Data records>
-=-=-=-=-
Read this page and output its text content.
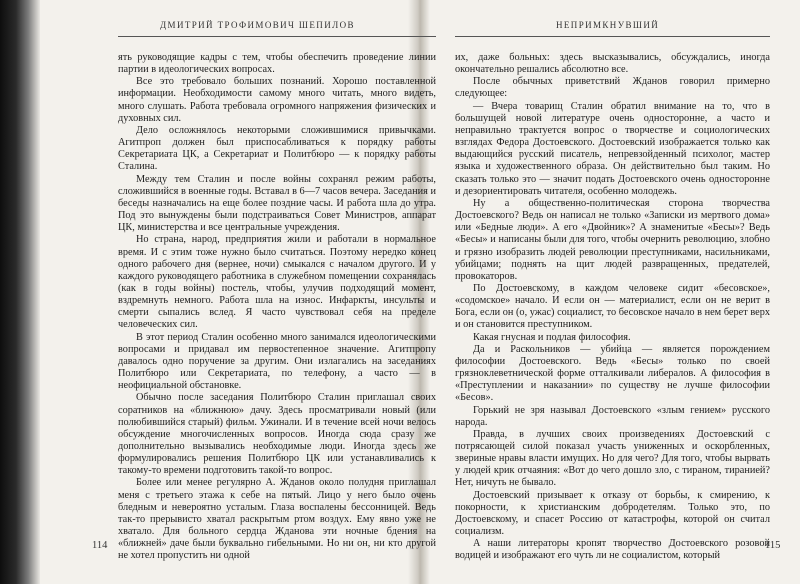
ДМИТРИЙ ТРОФИМОВИЧ ШЕПИЛОВ

ять руководящие кадры с тем, чтобы обеспечить проведение линии партии в идеологических вопросах.

Все это требовало больших познаний. Хорошо поставленной информации. Необходимости самому много читать, много видеть, много слушать. Работа требовала огромного напряжения физических и духовных сил.

Дело осложнялось некоторыми сложившимися привычками. Агитпроп должен был приспосабливаться к порядку работы Секретариата ЦК, а Секретариат и Политбюро — к порядку работы Сталина.

Между тем Сталин и после войны сохранял режим работы, сложившийся в военные годы. Вставал в 6—7 часов вечера. Заседания и беседы назначались на еще более поздние часы. И работа шла до утра. Под это вынуждены были подстраиваться Совет Министров, аппарат ЦК, министерства и все центральные учреждения.

Но страна, народ, предприятия жили и работали в нормальное время. И с этим тоже нужно было считаться. Поэтому нередко конец одного рабочего дня (вернее, ночи) смыкался с началом другого. И у каждого руководящего работника в служебном помещении сохранялась (как в годы войны) постель, чтобы, улучив подходящий момент, вздремнуть немного. Работа шла на износ. Инфаркты, инсульты и смерти сыпались вслед. Я часто чувствовал себя на пределе человеческих сил.

В этот период Сталин особенно много занимался идеологическими вопросами и придавал им первостепенное значение. Агитпропу давалось одно поручение за другим. Они излагались на заседаниях Политбюро или Секретариата, по телефону, а часто — в неофициальной обстановке.

Обычно после заседания Политбюро Сталин приглашал своих соратников на «ближнюю» дачу. Здесь просматривали новый (или полюбившийся старый) фильм. Ужинали. И в течение всей ночи велось обсуждение многочисленных вопросов. Иногда сюда сразу же дополнительно вызывались необходимые люди. Иногда здесь же формулировались решения Политбюро ЦК или устанавливались к такому-то времени подготовить такой-то вопрос.

Более или менее регулярно А. Жданов около полудня приглашал меня с третьего этажа к себе на пятый. Лицо у него было очень бледным и невероятно усталым. Глаза воспалены бессонницей. Ведь так-то прерывисто хватал раскрытым ртом воздух. Ему явно уже не хватало. Для больного сердца Жданова эти ночные бдения на «ближней» даче были буквально гибельными. Но ни он, ни кто другой не хотел пропустить ни одной

114
НЕПРИМКНУВШИЙ

их, даже больных: здесь высказывались, обсуждались, иногда окончательно решались абсолютно все.

После обычных приветствий Жданов говорил примерно следующее:

— Вчера товарищ Сталин обратил внимание на то, что в большущей новой литературе очень односторонне, а часто и неправильно трактуется вопрос о творчестве и социологических взглядах Федора Достоевского. Достоевский изображается только как выдающийся русский писатель, непревзойденный психолог, мастер языка и художественного образа. Он действительно был таким. Но сказать только это — значит подать Достоевского очень односторонне и дезориентировать читателя, особенно молодежь.

Ну а общественно-политическая сторона творчества Достоевского? Ведь он написал не только «Записки из мертвого дома» или «Бедные люди». А его «Двойник»? А знаменитые «Бесы»? Ведь «Бесы» и написаны были для того, чтобы очернить революцию, злобно и грязно изобразить людей революции преступниками, насильниками, убийцами; поднять на щит людей развращенных, предателей, провокаторов.

По Достоевскому, в каждом человеке сидит «бесовское», «содомское» начало. И если он — материалист, если он не верит в Бога, если он (о, ужас) социалист, то бесовское начало в нем берет верх и он становится преступником.

Какая гнусная и подлая философия.

Да и Раскольников — убийца — является порождением философии Достоевского. Ведь «Бесы» только по своей грязноклеветнической форме отталкивали либералов. А философия в «Преступлении и наказании» по существу не лучше философии «Бесов».

Горький не зря называл Достоевского «злым гением» русского народа.

Правда, в лучших своих произведениях Достоевский с потрясающей силой показал участь униженных и оскорбленных, звериные нравы власти имущих. Но для чего? Для того, чтобы вырвать у людей крик отчаяния: «Вот до чего дошло зло, с тираном, тиранией? Нет, ничуть не бывало.

Достоевский призывает к отказу от борьбы, к смирению, к покорности, к христианским добродетелям. Только это, по Достоевскому, и спасет Россию от катастрофы, которой он считал социализм.

А наши литераторы кропят творчество Достоевского розовой водицей и изображают его чуть ли не социалистом, который

115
-=-=-=-=-
Task> All entries are to be retyped exactly. Omit any embedded images.

Expected answer>
Read this page and output its text content.
ДМИТРИЙ ТРОФИМОВИЧ ШЕПИЛОВ

ять руководящие кадры с тем, чтобы обеспечить проведение линии партии в идеологических вопросах.

Все это требовало больших познаний. Хорошо поставленной информации. Необходимости самому много читать, много видеть, много слушать. Работа требовала огромного напряжения физических и духовных сил.

Дело осложнялось некоторыми сложившимися привычками. Агитпроп должен был приспосабливаться к порядку работы Секретариата ЦК, а Секретариат и Политбюро — к порядку работы Сталина.

Между тем Сталин и после войны сохранял режим работы, сложившийся в военные годы. Вставал в 6—7 часов вечера. Заседания и беседы назначались на еще более поздние часы. И работа шла до утра. Под это вынуждены были подстраиваться Совет Министров, аппарат ЦК, министерства и все центральные учреждения.

Но страна, народ, предприятия жили и работали в нормальное время. И с этим тоже нужно было считаться. Поэтому нередко конец одного рабочего дня (вернее, ночи) смыкался с началом другого. И у каждого руководящего работника в служебном помещении сохранялась (как в годы войны) постель, чтобы, улучив подходящий момент, вздремнуть немного. Работа шла на износ. Инфаркты, инсульты и смерти сыпались вслед. Я часто чувствовал себя на пределе человеческих сил.

В этот период Сталин особенно много занимался идеологическими вопросами и придавал им первостепенное значение. Агитпропу давалось одно поручение за другим. Они излагались на заседаниях Политбюро или Секретариата, по телефону, а часто — в неофициальной обстановке.

Обычно после заседания Политбюро Сталин приглашал своих соратников на «ближнюю» дачу. Здесь просматривали новый (или полюбившийся старый) фильм. Ужинали. И в течение всей ночи велось обсуждение многочисленных вопросов. Иногда сюда сразу же дополнительно вызывались необходимые люди. Иногда здесь же формулировались решения Политбюро ЦК или устанавливались к такому-то времени подготовить такой-то вопрос.

Более или менее регулярно А. Жданов около полудня приглашал меня с третьего этажа к себе на пятый. Лицо у него было очень бледным и невероятно усталым. Глаза воспалены бессонницей. Ведь так-то прерывисто хватал раскрытым ртом воздух. Ему явно уже не хватало. Для больного сердца Жданова эти ночные бдения на «ближней» даче были буквально гибельными. Но ни он, ни кто другой не хотел пропустить ни одной

114
НЕПРИМКНУВШИЙ

их, даже больных: здесь высказывались, обсуждались, иногда окончательно решались абсолютно все.

После обычных приветствий Жданов говорил примерно следующее:

— Вчера товарищ Сталин обратил внимание на то, что в большущей новой литературе очень односторонне, а часто и неправильно трактуется вопрос о творчестве и социологических взглядах Федора Достоевского. Достоевский изображается только как выдающийся русский писатель, непревзойденный психолог, мастер языка и художественного образа. Он действительно был таким. Но сказать только это — значит подать Достоевского очень односторонне и дезориентировать читателя, особенно молодежь.

Ну а общественно-политическая сторона творчества Достоевского? Ведь он написал не только «Записки из мертвого дома» или «Бедные люди». А его «Двойник»? А знаменитые «Бесы»? Ведь «Бесы» и написаны были для того, чтобы очернить революцию, злобно и грязно изобразить людей революции преступниками, насильниками, убийцами; поднять на щит людей развращенных, предателей, провокаторов.

По Достоевскому, в каждом человеке сидит «бесовское», «содомское» начало. И если он — материалист, если он не верит в Бога, если он (о, ужас) социалист, то бесовское начало в нем берет верх и он становится преступником.

Какая гнусная и подлая философия.

Да и Раскольников — убийца — является порождением философии Достоевского. Ведь «Бесы» только по своей грязноклеветнической форме отталкивали либералов. А философия в «Преступлении и наказании» по существу не лучше философии «Бесов».

Горький не зря называл Достоевского «злым гением» русского народа.

Правда, в лучших своих произведениях Достоевский с потрясающей силой показал участь униженных и оскорбленных, звериные нравы власти имущих. Но для чего? Для того, чтобы вырвать у людей крик отчаяния: «Вот до чего дошло зло, с тираном, тиранией? Нет, ничуть не бывало.

Достоевский призывает к отказу от борьбы, к смирению, к покорности, к христианским добродетелям. Только это, по Достоевскому, и спасет Россию от катастрофы, которой он считал социализм.

А наши литераторы кропят творчество Достоевского розовой водицей и изображают его чуть ли не социалистом, который

115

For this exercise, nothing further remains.